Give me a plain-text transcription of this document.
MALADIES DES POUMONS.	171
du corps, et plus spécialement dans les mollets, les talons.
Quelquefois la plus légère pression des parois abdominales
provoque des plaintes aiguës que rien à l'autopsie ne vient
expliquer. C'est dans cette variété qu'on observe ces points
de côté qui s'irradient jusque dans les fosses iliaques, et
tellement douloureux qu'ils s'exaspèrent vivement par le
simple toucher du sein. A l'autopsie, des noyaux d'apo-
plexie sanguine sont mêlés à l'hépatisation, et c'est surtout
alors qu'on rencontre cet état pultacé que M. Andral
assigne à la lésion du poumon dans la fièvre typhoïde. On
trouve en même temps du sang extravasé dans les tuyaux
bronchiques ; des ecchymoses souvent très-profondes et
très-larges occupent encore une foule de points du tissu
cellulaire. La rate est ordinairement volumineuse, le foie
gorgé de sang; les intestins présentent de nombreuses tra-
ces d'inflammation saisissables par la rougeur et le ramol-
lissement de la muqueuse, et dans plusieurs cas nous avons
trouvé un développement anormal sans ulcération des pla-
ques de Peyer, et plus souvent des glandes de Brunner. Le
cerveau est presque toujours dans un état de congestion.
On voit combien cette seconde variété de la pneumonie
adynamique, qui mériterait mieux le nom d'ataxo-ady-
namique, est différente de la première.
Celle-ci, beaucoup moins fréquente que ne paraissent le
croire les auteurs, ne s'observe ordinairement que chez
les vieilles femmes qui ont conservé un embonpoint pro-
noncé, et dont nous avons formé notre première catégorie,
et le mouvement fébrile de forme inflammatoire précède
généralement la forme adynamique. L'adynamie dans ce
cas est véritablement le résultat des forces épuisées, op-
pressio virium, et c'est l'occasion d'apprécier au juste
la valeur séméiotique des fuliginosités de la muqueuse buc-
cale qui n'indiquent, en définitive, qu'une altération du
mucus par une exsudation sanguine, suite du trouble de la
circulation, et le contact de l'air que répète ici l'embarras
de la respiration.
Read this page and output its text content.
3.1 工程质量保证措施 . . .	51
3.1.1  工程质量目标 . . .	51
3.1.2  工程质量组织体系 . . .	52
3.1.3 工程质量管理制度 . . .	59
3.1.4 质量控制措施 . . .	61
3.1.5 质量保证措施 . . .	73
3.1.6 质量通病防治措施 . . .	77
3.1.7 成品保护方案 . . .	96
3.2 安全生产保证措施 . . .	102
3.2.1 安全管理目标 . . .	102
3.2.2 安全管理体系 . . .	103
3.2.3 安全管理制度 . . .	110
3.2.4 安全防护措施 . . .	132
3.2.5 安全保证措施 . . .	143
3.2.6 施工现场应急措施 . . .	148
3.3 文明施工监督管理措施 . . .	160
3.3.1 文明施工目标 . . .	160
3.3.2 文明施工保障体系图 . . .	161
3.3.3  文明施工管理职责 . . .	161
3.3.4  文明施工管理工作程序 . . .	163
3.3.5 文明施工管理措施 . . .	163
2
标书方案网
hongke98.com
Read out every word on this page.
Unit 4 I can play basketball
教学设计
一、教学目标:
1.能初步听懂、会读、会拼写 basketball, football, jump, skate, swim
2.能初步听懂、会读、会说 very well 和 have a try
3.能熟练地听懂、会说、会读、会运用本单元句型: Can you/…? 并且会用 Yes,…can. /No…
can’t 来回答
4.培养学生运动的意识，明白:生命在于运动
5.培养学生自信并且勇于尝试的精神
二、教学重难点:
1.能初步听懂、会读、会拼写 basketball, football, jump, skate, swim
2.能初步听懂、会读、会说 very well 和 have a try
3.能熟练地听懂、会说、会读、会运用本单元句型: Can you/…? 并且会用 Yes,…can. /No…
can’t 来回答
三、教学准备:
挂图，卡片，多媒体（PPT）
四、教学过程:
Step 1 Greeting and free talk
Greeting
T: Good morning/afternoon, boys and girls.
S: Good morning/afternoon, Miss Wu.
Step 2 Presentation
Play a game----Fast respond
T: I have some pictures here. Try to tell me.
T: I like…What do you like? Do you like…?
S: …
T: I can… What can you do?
-=-=-
Filter the data for the string "cette" and copy every line that has it.

SOLVED EXERCISE:
expliquer. C'est dans cette variété qu'on observe ces points
On voit combien cette seconde variété de la pneumonie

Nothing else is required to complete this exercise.